## Exercise details
Retype, exactly as written, every line from the one containing "Extract the structured" through the last line of the records below, both included; skip the pictures.

## Entries provided
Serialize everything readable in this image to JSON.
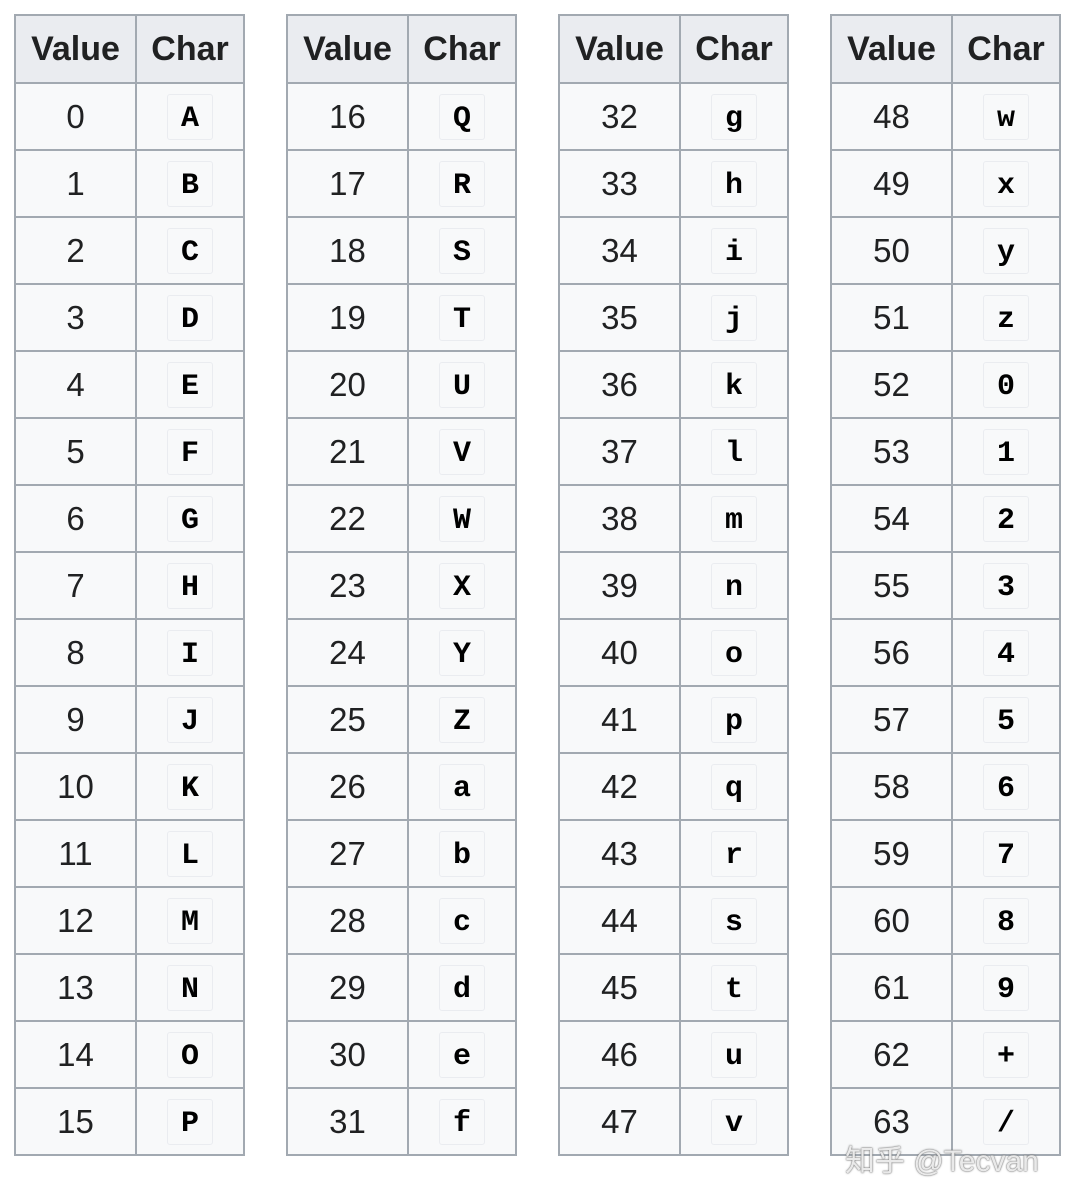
{
  "headers": {
    "value": "Value",
    "char": "Char"
  },
  "tables": [
    {
      "rows": [
        [
          "0",
          "A"
        ],
        [
          "1",
          "B"
        ],
        [
          "2",
          "C"
        ],
        [
          "3",
          "D"
        ],
        [
          "4",
          "E"
        ],
        [
          "5",
          "F"
        ],
        [
          "6",
          "G"
        ],
        [
          "7",
          "H"
        ],
        [
          "8",
          "I"
        ],
        [
          "9",
          "J"
        ],
        [
          "10",
          "K"
        ],
        [
          "11",
          "L"
        ],
        [
          "12",
          "M"
        ],
        [
          "13",
          "N"
        ],
        [
          "14",
          "O"
        ],
        [
          "15",
          "P"
        ]
      ]
    },
    {
      "rows": [
        [
          "16",
          "Q"
        ],
        [
          "17",
          "R"
        ],
        [
          "18",
          "S"
        ],
        [
          "19",
          "T"
        ],
        [
          "20",
          "U"
        ],
        [
          "21",
          "V"
        ],
        [
          "22",
          "W"
        ],
        [
          "23",
          "X"
        ],
        [
          "24",
          "Y"
        ],
        [
          "25",
          "Z"
        ],
        [
          "26",
          "a"
        ],
        [
          "27",
          "b"
        ],
        [
          "28",
          "c"
        ],
        [
          "29",
          "d"
        ],
        [
          "30",
          "e"
        ],
        [
          "31",
          "f"
        ]
      ]
    },
    {
      "rows": [
        [
          "32",
          "g"
        ],
        [
          "33",
          "h"
        ],
        [
          "34",
          "i"
        ],
        [
          "35",
          "j"
        ],
        [
          "36",
          "k"
        ],
        [
          "37",
          "l"
        ],
        [
          "38",
          "m"
        ],
        [
          "39",
          "n"
        ],
        [
          "40",
          "o"
        ],
        [
          "41",
          "p"
        ],
        [
          "42",
          "q"
        ],
        [
          "43",
          "r"
        ],
        [
          "44",
          "s"
        ],
        [
          "45",
          "t"
        ],
        [
          "46",
          "u"
        ],
        [
          "47",
          "v"
        ]
      ]
    },
    {
      "rows": [
        [
          "48",
          "w"
        ],
        [
          "49",
          "x"
        ],
        [
          "50",
          "y"
        ],
        [
          "51",
          "z"
        ],
        [
          "52",
          "0"
        ],
        [
          "53",
          "1"
        ],
        [
          "54",
          "2"
        ],
        [
          "55",
          "3"
        ],
        [
          "56",
          "4"
        ],
        [
          "57",
          "5"
        ],
        [
          "58",
          "6"
        ],
        [
          "59",
          "7"
        ],
        [
          "60",
          "8"
        ],
        [
          "61",
          "9"
        ],
        [
          "62",
          "+"
        ],
        [
          "63",
          "/"
        ]
      ]
    }
  ],
  "watermark": "知乎 @Tecvan"
}
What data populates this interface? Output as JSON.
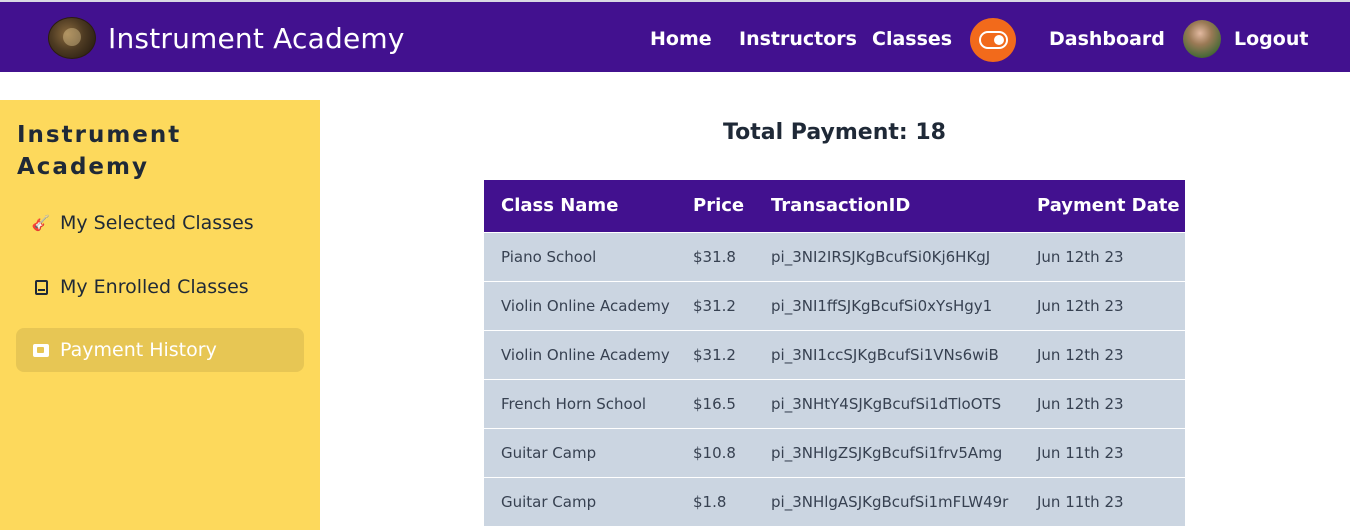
{
  "navbar": {
    "brand_name": "Instrument Academy",
    "links": {
      "home": "Home",
      "instructors": "Instructors",
      "classes": "Classes",
      "dashboard": "Dashboard",
      "logout": "Logout"
    },
    "theme_toggle_color": "#f26a1b",
    "background": "#42118f"
  },
  "sidebar": {
    "title": "Instrument Academy",
    "items": [
      {
        "label": "My Selected Classes",
        "icon": "guitar-icon",
        "active": false
      },
      {
        "label": "My Enrolled Classes",
        "icon": "book-icon",
        "active": false
      },
      {
        "label": "Payment History",
        "icon": "payment-icon",
        "active": true
      }
    ],
    "background": "#fdd95c"
  },
  "main": {
    "total_label": "Total Payment: 18",
    "table": {
      "columns": [
        "Class Name",
        "Price",
        "TransactionID",
        "Payment Date"
      ],
      "rows": [
        [
          "Piano School",
          "$31.8",
          "pi_3NI2IRSJKgBcufSi0Kj6HKgJ",
          "Jun 12th 23"
        ],
        [
          "Violin Online Academy",
          "$31.2",
          "pi_3NI1ffSJKgBcufSi0xYsHgy1",
          "Jun 12th 23"
        ],
        [
          "Violin Online Academy",
          "$31.2",
          "pi_3NI1ccSJKgBcufSi1VNs6wiB",
          "Jun 12th 23"
        ],
        [
          "French Horn School",
          "$16.5",
          "pi_3NHtY4SJKgBcufSi1dTloOTS",
          "Jun 12th 23"
        ],
        [
          "Guitar Camp",
          "$10.8",
          "pi_3NHlgZSJKgBcufSi1frv5Amg",
          "Jun 11th 23"
        ],
        [
          "Guitar Camp",
          "$1.8",
          "pi_3NHlgASJKgBcufSi1mFLW49r",
          "Jun 11th 23"
        ]
      ]
    }
  }
}
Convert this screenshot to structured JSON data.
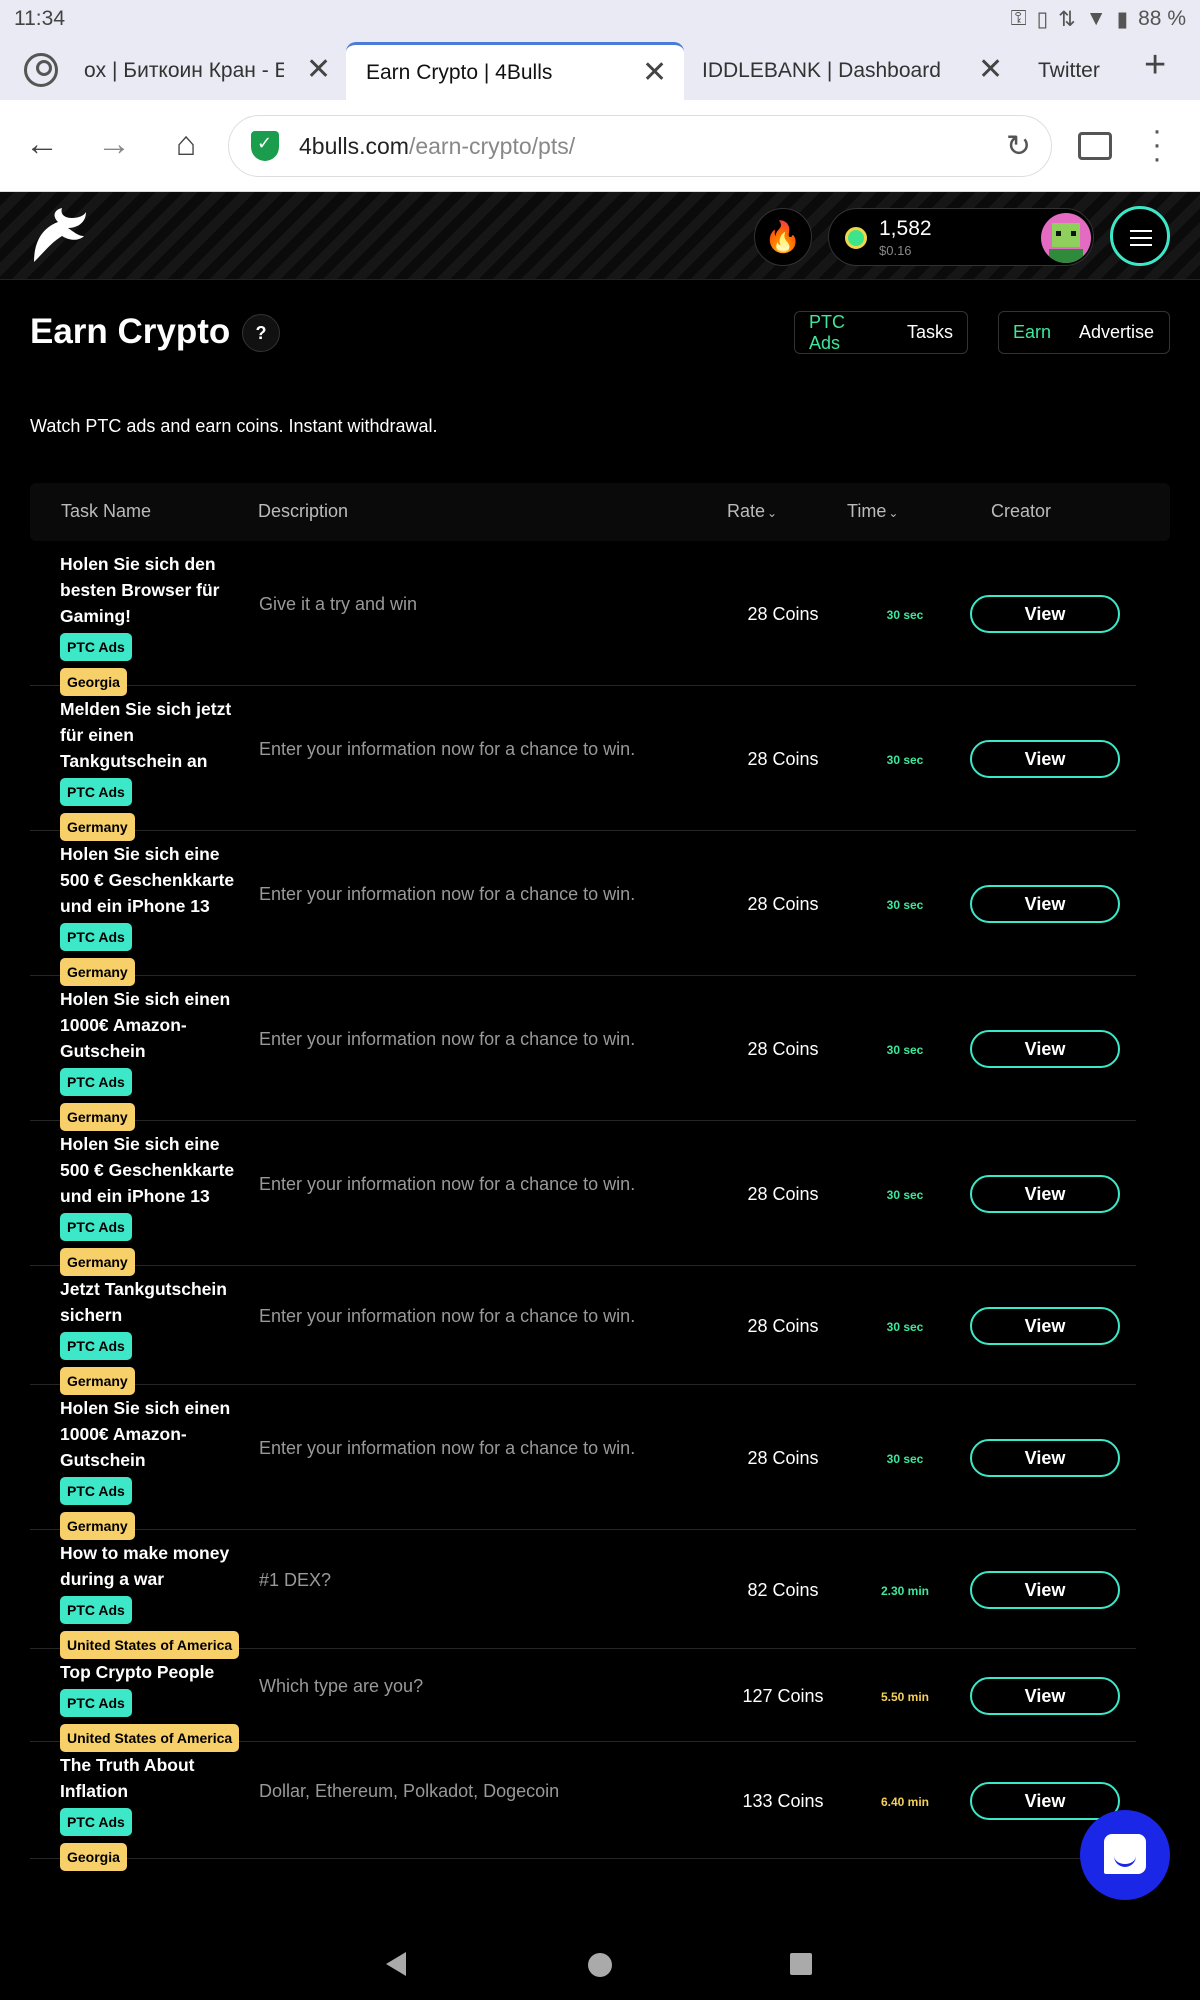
{
  "status_bar": {
    "time": "11:34",
    "battery": "88 %"
  },
  "browser": {
    "tabs": [
      {
        "label": "ox | Биткоин Кран - Бе"
      },
      {
        "label": "Earn Crypto | 4Bulls"
      },
      {
        "label": "IDDLEBANK | Dashboard"
      },
      {
        "label": "Twitter"
      }
    ],
    "url_domain": "4bulls.com",
    "url_path": "/earn-crypto/pts/"
  },
  "header": {
    "balance": "1,582",
    "balance_usd": "$0.16"
  },
  "page": {
    "title": "Earn Crypto",
    "help": "?",
    "toggle_type": {
      "ptc": "PTC Ads",
      "tasks": "Tasks"
    },
    "toggle_mode": {
      "earn": "Earn",
      "advertise": "Advertise"
    },
    "subtitle": "Watch PTC ads and earn coins. Instant withdrawal."
  },
  "table": {
    "columns": {
      "task_name": "Task Name",
      "description": "Description",
      "rate": "Rate",
      "time": "Time",
      "creator": "Creator"
    },
    "view_label": "View",
    "rows": [
      {
        "name": "Holen Sie sich den besten Browser für Gaming!",
        "type": "PTC Ads",
        "geo": "Georgia",
        "description": "Give it a try and win",
        "rate": "28 Coins",
        "time": "30 sec",
        "time_color": "green"
      },
      {
        "name": "Melden Sie sich jetzt für einen Tankgutschein an",
        "type": "PTC Ads",
        "geo": "Germany",
        "description": "Enter your information now for a chance to win.",
        "rate": "28 Coins",
        "time": "30 sec",
        "time_color": "green"
      },
      {
        "name": "Holen Sie sich eine 500 € Geschenkkarte und ein iPhone 13",
        "type": "PTC Ads",
        "geo": "Germany",
        "description": "Enter your information now for a chance to win.",
        "rate": "28 Coins",
        "time": "30 sec",
        "time_color": "green"
      },
      {
        "name": "Holen Sie sich einen 1000€ Amazon-Gutschein",
        "type": "PTC Ads",
        "geo": "Germany",
        "description": "Enter your information now for a chance to win.",
        "rate": "28 Coins",
        "time": "30 sec",
        "time_color": "green"
      },
      {
        "name": "Holen Sie sich eine 500 € Geschenkkarte und ein iPhone 13",
        "type": "PTC Ads",
        "geo": "Germany",
        "description": "Enter your information now for a chance to win.",
        "rate": "28 Coins",
        "time": "30 sec",
        "time_color": "green"
      },
      {
        "name": "Jetzt Tankgutschein sichern",
        "type": "PTC Ads",
        "geo": "Germany",
        "description": "Enter your information now for a chance to win.",
        "rate": "28 Coins",
        "time": "30 sec",
        "time_color": "green"
      },
      {
        "name": "Holen Sie sich einen 1000€ Amazon-Gutschein",
        "type": "PTC Ads",
        "geo": "Germany",
        "description": "Enter your information now for a chance to win.",
        "rate": "28 Coins",
        "time": "30 sec",
        "time_color": "green"
      },
      {
        "name": "How to make money during a war",
        "type": "PTC Ads",
        "geo": "United States of America",
        "description": "#1 DEX?",
        "rate": "82 Coins",
        "time": "2.30 min",
        "time_color": "green"
      },
      {
        "name": "Top Crypto People",
        "type": "PTC Ads",
        "geo": "United States of America",
        "description": "Which type are you?",
        "rate": "127 Coins",
        "time": "5.50 min",
        "time_color": "yellow"
      },
      {
        "name": "The Truth About Inflation",
        "type": "PTC Ads",
        "geo": "Georgia",
        "description": "Dollar, Ethereum, Polkadot, Dogecoin",
        "rate": "133 Coins",
        "time": "6.40 min",
        "time_color": "yellow"
      }
    ]
  },
  "colors": {
    "accent": "#3de8c8",
    "green": "#3de89c",
    "yellow": "#f5d05a",
    "chat": "#1a27e6"
  }
}
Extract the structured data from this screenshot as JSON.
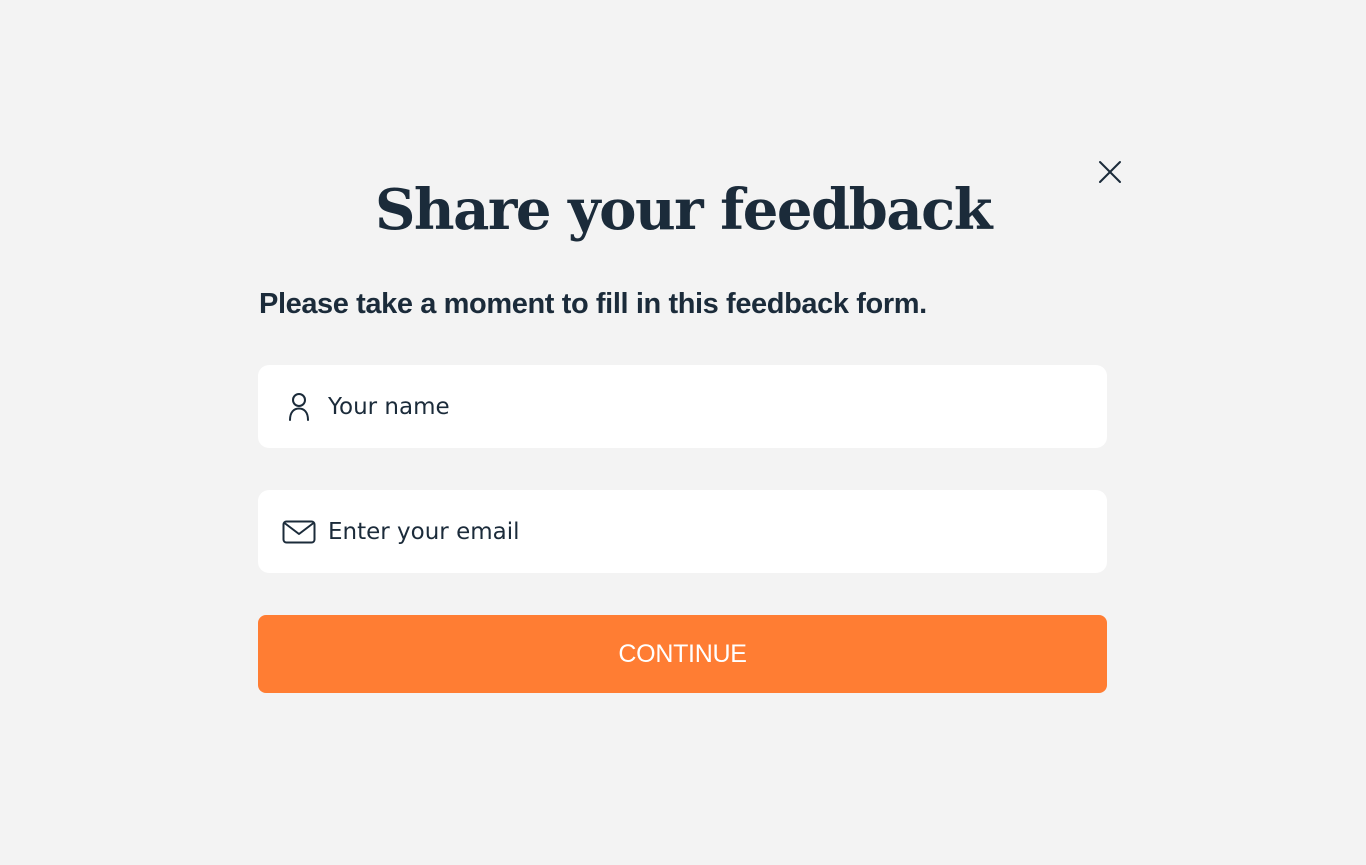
{
  "dialog": {
    "title": "Share your feedback",
    "subtitle": "Please take a moment to fill in this feedback form.",
    "close_icon": "close-icon"
  },
  "form": {
    "name_field": {
      "icon": "user-icon",
      "placeholder": "Your name",
      "value": ""
    },
    "email_field": {
      "icon": "mail-icon",
      "placeholder": "Enter your email",
      "value": ""
    },
    "continue_label": "CONTINUE"
  },
  "colors": {
    "background": "#f3f3f3",
    "text": "#1b2b3a",
    "accent": "#ff7d33",
    "field_bg": "#ffffff"
  }
}
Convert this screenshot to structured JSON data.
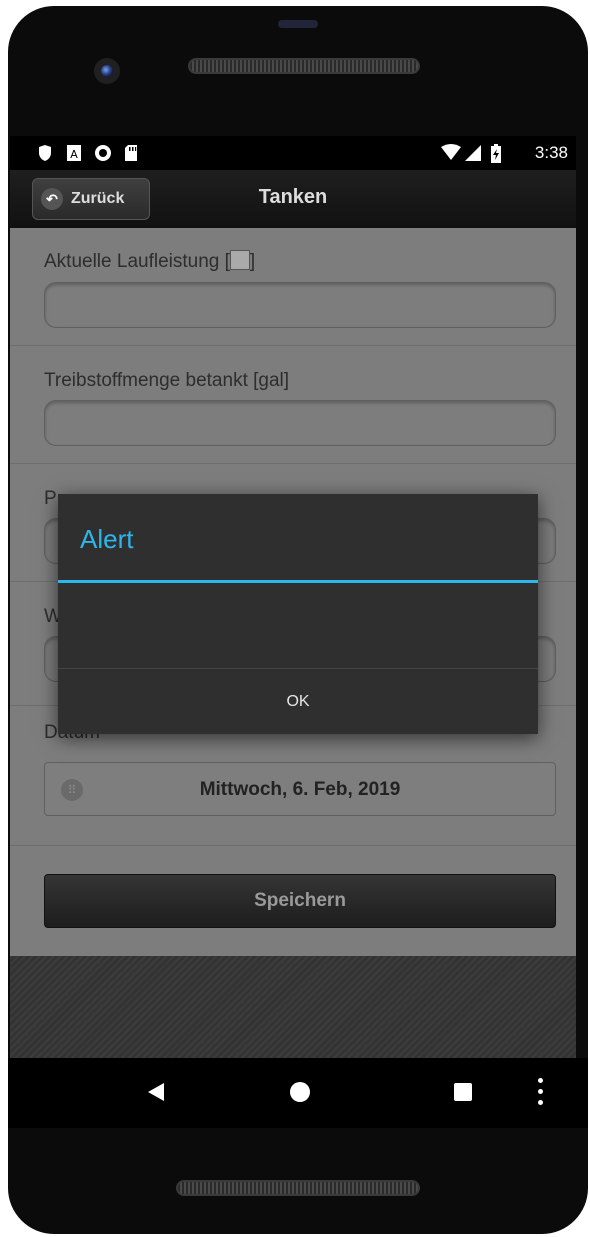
{
  "status_bar": {
    "time": "3:38",
    "left_icons": [
      "shield-icon",
      "a-badge-icon",
      "record-icon",
      "sd-card-icon"
    ],
    "right_icons": [
      "wifi-icon",
      "signal-icon",
      "battery-charging-icon"
    ]
  },
  "header": {
    "back_label": "Zurück",
    "title": "Tanken"
  },
  "form": {
    "mileage_label": "Aktuelle Laufleistung [",
    "mileage_label_end": "]",
    "mileage_value": "",
    "fuel_label": "Treibstoffmenge betankt [gal]",
    "fuel_value": "",
    "price_label": "P",
    "price_value": "",
    "w_label": "W",
    "w_value": "",
    "date_label": "Datum",
    "date_value": "Mittwoch, 6. Feb, 2019",
    "save_label": "Speichern"
  },
  "dialog": {
    "title": "Alert",
    "message": "",
    "ok_label": "OK"
  },
  "colors": {
    "accent": "#2db6ea",
    "dialog_bg": "#2f2f2f",
    "overlay_content": "#7d7d7d"
  }
}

## Task solution
Extract the structured data from this screenshot as JSON.
{
  "dialog": {
    "title": "Share your feedback",
    "subtitle": "Please take a moment to fill in this feedback form.",
    "close_icon": "close-icon"
  },
  "form": {
    "name_field": {
      "icon": "user-icon",
      "placeholder": "Your name",
      "value": ""
    },
    "email_field": {
      "icon": "mail-icon",
      "placeholder": "Enter your email",
      "value": ""
    },
    "continue_label": "CONTINUE"
  },
  "colors": {
    "background": "#f3f3f3",
    "text": "#1b2b3a",
    "accent": "#ff7d33",
    "field_bg": "#ffffff"
  }
}
Convert this screenshot to structured JSON data.
{
  "status_bar": {
    "time": "3:38",
    "left_icons": [
      "shield-icon",
      "a-badge-icon",
      "record-icon",
      "sd-card-icon"
    ],
    "right_icons": [
      "wifi-icon",
      "signal-icon",
      "battery-charging-icon"
    ]
  },
  "header": {
    "back_label": "Zurück",
    "title": "Tanken"
  },
  "form": {
    "mileage_label": "Aktuelle Laufleistung [",
    "mileage_label_end": "]",
    "mileage_value": "",
    "fuel_label": "Treibstoffmenge betankt [gal]",
    "fuel_value": "",
    "price_label": "P",
    "price_value": "",
    "w_label": "W",
    "w_value": "",
    "date_label": "Datum",
    "date_value": "Mittwoch, 6. Feb, 2019",
    "save_label": "Speichern"
  },
  "dialog": {
    "title": "Alert",
    "message": "",
    "ok_label": "OK"
  },
  "colors": {
    "accent": "#2db6ea",
    "dialog_bg": "#2f2f2f",
    "overlay_content": "#7d7d7d"
  }
}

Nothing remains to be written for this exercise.